Items from a figure collection

----------------

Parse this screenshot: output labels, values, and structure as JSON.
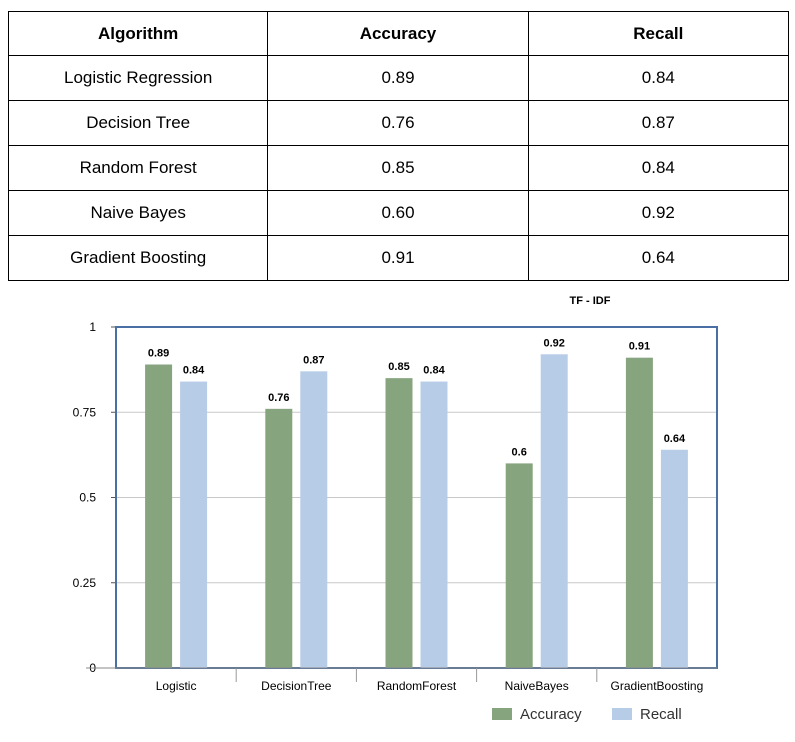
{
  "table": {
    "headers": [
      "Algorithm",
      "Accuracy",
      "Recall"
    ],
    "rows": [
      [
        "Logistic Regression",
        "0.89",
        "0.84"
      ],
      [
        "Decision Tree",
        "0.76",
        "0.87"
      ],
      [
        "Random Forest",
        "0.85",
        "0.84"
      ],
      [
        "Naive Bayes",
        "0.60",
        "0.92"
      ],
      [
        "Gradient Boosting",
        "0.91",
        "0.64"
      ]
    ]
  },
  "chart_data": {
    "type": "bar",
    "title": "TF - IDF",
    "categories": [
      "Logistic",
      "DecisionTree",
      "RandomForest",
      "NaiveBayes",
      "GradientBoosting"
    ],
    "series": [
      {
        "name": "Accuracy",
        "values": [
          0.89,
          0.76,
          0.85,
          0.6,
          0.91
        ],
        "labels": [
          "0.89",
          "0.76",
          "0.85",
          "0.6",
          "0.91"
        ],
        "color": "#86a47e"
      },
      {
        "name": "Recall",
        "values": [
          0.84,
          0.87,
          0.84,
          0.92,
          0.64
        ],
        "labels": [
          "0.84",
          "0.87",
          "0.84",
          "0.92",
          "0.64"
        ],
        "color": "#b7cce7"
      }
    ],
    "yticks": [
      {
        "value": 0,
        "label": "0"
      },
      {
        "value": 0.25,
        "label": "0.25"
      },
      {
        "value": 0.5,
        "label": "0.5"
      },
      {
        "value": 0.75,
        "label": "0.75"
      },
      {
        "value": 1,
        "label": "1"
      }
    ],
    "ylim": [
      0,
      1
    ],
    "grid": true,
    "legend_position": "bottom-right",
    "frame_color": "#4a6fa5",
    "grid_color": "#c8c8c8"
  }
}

----------------

> **Objective**: Copy out all of the data word for word. Do not carry over any picture.

> **Correct response**:
Parse this screenshot: output labels, values, and structure as JSON.
{
  "table": {
    "headers": [
      "Algorithm",
      "Accuracy",
      "Recall"
    ],
    "rows": [
      [
        "Logistic Regression",
        "0.89",
        "0.84"
      ],
      [
        "Decision Tree",
        "0.76",
        "0.87"
      ],
      [
        "Random Forest",
        "0.85",
        "0.84"
      ],
      [
        "Naive Bayes",
        "0.60",
        "0.92"
      ],
      [
        "Gradient Boosting",
        "0.91",
        "0.64"
      ]
    ]
  },
  "chart_data": {
    "type": "bar",
    "title": "TF - IDF",
    "categories": [
      "Logistic",
      "DecisionTree",
      "RandomForest",
      "NaiveBayes",
      "GradientBoosting"
    ],
    "series": [
      {
        "name": "Accuracy",
        "values": [
          0.89,
          0.76,
          0.85,
          0.6,
          0.91
        ],
        "labels": [
          "0.89",
          "0.76",
          "0.85",
          "0.6",
          "0.91"
        ],
        "color": "#86a47e"
      },
      {
        "name": "Recall",
        "values": [
          0.84,
          0.87,
          0.84,
          0.92,
          0.64
        ],
        "labels": [
          "0.84",
          "0.87",
          "0.84",
          "0.92",
          "0.64"
        ],
        "color": "#b7cce7"
      }
    ],
    "yticks": [
      {
        "value": 0,
        "label": "0"
      },
      {
        "value": 0.25,
        "label": "0.25"
      },
      {
        "value": 0.5,
        "label": "0.5"
      },
      {
        "value": 0.75,
        "label": "0.75"
      },
      {
        "value": 1,
        "label": "1"
      }
    ],
    "ylim": [
      0,
      1
    ],
    "grid": true,
    "legend_position": "bottom-right",
    "frame_color": "#4a6fa5",
    "grid_color": "#c8c8c8"
  }
}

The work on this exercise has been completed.